** START OF Dataset content **

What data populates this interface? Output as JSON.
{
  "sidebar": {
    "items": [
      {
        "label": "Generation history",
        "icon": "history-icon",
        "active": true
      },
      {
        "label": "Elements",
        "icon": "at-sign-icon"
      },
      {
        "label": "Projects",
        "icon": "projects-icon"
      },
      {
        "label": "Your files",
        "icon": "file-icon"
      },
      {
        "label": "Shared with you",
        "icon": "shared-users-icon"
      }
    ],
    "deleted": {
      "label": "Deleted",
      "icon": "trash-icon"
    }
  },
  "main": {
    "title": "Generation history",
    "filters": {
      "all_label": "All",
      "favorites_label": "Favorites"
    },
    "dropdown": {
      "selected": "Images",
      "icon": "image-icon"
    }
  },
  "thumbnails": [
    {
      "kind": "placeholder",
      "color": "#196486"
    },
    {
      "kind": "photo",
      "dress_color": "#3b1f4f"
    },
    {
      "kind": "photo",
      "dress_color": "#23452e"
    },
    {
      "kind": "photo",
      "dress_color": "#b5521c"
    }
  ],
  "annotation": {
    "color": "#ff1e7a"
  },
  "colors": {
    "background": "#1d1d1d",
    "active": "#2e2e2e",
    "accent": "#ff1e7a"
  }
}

** END OF Dataset content **

Work required | Repeat the material above exactly.

Full response |
What data populates this interface? Output as JSON.
{
  "sidebar": {
    "items": [
      {
        "label": "Generation history",
        "icon": "history-icon",
        "active": true
      },
      {
        "label": "Elements",
        "icon": "at-sign-icon"
      },
      {
        "label": "Projects",
        "icon": "projects-icon"
      },
      {
        "label": "Your files",
        "icon": "file-icon"
      },
      {
        "label": "Shared with you",
        "icon": "shared-users-icon"
      }
    ],
    "deleted": {
      "label": "Deleted",
      "icon": "trash-icon"
    }
  },
  "main": {
    "title": "Generation history",
    "filters": {
      "all_label": "All",
      "favorites_label": "Favorites"
    },
    "dropdown": {
      "selected": "Images",
      "icon": "image-icon"
    }
  },
  "thumbnails": [
    {
      "kind": "placeholder",
      "color": "#196486"
    },
    {
      "kind": "photo",
      "dress_color": "#3b1f4f"
    },
    {
      "kind": "photo",
      "dress_color": "#23452e"
    },
    {
      "kind": "photo",
      "dress_color": "#b5521c"
    }
  ],
  "annotation": {
    "color": "#ff1e7a"
  },
  "colors": {
    "background": "#1d1d1d",
    "active": "#2e2e2e",
    "accent": "#ff1e7a"
  }
}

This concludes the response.